Part of a data file:
>> start
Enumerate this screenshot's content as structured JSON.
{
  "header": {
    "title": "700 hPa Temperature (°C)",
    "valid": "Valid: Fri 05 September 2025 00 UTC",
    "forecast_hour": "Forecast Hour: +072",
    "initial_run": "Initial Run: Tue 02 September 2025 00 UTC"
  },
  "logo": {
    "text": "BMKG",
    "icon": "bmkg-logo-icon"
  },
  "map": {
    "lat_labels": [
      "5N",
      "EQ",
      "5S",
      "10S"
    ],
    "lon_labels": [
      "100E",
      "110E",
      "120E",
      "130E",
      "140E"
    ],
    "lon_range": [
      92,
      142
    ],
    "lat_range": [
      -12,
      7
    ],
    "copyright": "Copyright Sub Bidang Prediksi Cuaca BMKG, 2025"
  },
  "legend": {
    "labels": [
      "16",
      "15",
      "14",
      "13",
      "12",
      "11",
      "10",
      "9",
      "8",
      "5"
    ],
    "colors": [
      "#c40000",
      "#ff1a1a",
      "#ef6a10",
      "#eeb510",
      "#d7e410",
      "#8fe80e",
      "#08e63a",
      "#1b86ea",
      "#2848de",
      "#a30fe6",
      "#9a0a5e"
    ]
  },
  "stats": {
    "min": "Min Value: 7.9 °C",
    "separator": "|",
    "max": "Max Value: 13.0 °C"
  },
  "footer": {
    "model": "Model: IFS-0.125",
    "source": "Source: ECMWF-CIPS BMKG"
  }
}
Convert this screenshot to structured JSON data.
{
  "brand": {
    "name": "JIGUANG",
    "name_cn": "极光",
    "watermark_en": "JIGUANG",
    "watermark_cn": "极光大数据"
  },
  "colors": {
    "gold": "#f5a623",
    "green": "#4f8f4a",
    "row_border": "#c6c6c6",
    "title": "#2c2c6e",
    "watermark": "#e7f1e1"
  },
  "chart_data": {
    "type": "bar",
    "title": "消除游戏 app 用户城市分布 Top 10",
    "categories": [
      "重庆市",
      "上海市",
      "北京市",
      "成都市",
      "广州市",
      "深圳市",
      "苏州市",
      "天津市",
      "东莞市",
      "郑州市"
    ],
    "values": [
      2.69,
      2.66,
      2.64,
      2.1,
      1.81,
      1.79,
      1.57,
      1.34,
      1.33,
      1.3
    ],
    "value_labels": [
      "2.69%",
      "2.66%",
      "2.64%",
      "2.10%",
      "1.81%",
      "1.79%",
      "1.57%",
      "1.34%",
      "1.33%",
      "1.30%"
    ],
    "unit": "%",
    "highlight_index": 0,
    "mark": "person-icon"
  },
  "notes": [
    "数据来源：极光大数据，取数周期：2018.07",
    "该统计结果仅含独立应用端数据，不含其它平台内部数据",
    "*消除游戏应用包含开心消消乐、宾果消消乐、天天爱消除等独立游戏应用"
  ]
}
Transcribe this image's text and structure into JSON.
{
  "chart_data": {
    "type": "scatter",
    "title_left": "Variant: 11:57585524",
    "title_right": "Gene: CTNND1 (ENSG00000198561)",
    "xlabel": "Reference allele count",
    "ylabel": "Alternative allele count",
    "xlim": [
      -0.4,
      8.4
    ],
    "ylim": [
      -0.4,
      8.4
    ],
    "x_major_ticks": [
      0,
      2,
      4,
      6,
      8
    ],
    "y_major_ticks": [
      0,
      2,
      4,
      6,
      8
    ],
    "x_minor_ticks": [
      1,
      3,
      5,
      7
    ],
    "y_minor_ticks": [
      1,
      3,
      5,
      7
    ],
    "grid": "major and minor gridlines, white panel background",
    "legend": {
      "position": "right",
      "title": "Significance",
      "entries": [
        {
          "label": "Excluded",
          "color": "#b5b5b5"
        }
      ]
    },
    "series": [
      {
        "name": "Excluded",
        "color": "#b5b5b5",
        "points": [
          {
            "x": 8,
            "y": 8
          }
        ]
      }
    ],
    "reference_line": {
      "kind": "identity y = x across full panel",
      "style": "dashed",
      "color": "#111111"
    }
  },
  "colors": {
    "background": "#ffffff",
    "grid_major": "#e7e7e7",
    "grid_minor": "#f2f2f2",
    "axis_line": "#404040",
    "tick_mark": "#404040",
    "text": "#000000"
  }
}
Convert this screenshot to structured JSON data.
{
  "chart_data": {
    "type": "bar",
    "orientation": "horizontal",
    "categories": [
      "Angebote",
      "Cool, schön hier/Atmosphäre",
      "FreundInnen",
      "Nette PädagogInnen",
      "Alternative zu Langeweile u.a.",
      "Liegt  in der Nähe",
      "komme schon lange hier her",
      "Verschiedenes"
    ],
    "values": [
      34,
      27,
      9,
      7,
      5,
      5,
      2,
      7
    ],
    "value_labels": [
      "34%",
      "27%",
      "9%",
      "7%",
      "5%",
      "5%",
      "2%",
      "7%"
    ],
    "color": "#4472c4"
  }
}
>> end
List every line in the records above that contains the word "icon".

## In response
    "icon": "bmkg-logo-icon"
    "mark": "person-icon"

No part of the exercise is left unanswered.